- **WHAT IS EXPECTED**
Go through the lines below. Copy those with "proposals".

- **RECORD SET**
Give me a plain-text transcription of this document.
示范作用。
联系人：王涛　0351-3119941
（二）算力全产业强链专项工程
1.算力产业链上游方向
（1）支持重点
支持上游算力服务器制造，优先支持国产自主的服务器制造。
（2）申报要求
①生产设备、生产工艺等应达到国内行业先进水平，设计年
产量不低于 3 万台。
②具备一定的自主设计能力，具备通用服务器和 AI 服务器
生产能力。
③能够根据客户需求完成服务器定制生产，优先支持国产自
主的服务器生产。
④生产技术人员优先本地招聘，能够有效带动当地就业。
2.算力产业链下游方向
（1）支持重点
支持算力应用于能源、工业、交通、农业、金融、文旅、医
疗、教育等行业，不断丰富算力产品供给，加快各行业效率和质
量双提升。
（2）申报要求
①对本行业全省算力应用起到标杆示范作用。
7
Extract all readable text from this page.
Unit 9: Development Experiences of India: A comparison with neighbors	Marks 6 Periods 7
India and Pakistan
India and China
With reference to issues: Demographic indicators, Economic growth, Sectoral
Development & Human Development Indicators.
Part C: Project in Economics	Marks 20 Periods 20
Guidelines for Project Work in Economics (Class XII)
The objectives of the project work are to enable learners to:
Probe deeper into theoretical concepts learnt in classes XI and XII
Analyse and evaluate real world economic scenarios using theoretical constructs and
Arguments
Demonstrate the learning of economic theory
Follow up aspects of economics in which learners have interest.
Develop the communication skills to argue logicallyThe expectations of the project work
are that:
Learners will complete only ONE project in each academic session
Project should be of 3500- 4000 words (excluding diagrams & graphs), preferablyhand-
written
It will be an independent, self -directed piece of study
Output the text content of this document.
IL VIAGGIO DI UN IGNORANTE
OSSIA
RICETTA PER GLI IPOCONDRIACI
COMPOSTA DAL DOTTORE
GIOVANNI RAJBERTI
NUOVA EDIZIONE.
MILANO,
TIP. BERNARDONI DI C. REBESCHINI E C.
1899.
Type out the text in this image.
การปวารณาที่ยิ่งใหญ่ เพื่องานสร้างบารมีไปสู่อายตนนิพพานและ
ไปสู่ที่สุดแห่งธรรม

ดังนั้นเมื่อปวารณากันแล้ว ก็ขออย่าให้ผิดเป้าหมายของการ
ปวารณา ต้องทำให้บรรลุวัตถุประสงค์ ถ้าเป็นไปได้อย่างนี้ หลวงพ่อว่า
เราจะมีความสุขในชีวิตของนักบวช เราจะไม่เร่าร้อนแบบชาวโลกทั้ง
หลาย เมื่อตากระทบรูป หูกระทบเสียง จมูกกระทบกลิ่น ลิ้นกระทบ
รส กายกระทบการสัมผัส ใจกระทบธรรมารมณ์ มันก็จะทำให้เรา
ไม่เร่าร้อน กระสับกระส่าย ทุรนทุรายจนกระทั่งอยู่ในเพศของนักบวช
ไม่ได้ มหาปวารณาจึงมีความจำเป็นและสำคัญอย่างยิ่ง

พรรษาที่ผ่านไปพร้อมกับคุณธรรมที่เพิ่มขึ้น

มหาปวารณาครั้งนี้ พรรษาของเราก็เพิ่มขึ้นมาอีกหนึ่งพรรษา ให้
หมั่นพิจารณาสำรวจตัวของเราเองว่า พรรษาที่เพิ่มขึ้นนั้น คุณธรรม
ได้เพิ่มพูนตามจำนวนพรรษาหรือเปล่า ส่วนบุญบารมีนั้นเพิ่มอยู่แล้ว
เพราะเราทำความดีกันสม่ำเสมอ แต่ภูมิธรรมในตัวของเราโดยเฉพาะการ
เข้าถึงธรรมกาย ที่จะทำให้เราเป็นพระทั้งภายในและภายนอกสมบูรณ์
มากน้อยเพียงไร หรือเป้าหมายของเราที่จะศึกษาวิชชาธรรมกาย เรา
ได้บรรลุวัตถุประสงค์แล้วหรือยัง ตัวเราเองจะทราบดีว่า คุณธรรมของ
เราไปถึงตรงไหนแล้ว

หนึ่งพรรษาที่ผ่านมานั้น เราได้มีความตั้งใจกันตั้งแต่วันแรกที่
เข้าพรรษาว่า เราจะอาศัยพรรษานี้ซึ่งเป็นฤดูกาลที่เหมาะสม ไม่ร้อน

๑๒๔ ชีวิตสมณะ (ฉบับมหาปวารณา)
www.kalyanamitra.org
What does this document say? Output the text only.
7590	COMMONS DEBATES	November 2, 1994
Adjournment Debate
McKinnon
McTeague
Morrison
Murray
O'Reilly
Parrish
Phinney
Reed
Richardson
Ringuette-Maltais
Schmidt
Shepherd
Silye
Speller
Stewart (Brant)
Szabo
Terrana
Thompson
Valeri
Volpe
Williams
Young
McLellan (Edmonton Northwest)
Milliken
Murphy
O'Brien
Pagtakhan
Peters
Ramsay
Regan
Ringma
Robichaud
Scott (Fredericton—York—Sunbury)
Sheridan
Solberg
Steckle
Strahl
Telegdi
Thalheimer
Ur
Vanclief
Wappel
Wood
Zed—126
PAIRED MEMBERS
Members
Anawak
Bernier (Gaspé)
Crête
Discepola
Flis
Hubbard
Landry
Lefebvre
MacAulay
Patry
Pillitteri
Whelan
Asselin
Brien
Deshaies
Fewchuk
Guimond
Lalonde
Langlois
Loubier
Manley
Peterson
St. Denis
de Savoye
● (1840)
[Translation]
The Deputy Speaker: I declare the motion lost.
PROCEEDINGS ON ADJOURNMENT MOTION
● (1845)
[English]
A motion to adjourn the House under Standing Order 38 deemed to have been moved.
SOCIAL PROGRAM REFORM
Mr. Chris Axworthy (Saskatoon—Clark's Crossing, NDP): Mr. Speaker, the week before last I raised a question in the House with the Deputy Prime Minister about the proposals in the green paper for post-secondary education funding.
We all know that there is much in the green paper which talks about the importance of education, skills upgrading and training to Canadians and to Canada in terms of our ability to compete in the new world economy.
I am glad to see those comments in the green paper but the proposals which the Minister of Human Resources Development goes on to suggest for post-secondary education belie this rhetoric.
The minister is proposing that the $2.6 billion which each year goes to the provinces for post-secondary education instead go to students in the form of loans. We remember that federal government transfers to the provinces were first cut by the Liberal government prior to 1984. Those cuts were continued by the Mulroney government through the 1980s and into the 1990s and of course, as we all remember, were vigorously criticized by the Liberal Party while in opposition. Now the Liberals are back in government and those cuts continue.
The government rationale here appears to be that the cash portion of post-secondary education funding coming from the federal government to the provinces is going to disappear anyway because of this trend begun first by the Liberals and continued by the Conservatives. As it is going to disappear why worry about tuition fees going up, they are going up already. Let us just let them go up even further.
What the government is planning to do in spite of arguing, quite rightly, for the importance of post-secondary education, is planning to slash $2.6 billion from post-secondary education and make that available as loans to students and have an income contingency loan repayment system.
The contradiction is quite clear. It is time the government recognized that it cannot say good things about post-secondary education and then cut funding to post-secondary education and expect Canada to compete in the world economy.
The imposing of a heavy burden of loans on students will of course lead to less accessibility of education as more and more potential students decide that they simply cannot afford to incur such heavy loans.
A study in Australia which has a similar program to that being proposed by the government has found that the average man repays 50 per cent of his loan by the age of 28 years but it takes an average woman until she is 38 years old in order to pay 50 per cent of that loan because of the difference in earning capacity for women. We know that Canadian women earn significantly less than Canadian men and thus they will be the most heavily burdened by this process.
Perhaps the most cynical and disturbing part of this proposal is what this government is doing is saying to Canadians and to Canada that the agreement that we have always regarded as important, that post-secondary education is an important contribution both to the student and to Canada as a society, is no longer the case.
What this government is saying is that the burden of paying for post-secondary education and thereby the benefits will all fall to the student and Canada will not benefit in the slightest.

- **ANSWER FOR THIS EXERCISE**
Mr. Chris Axworthy (Saskatoon—Clark's Crossing, NDP): Mr. Speaker, the week before last I raised a question in the House with the Deputy Prime Minister about the proposals in the green paper for post-secondary education funding.
I am glad to see those comments in the green paper but the proposals which the Minister of Human Resources Development goes on to suggest for post-secondary education belie this rhetoric.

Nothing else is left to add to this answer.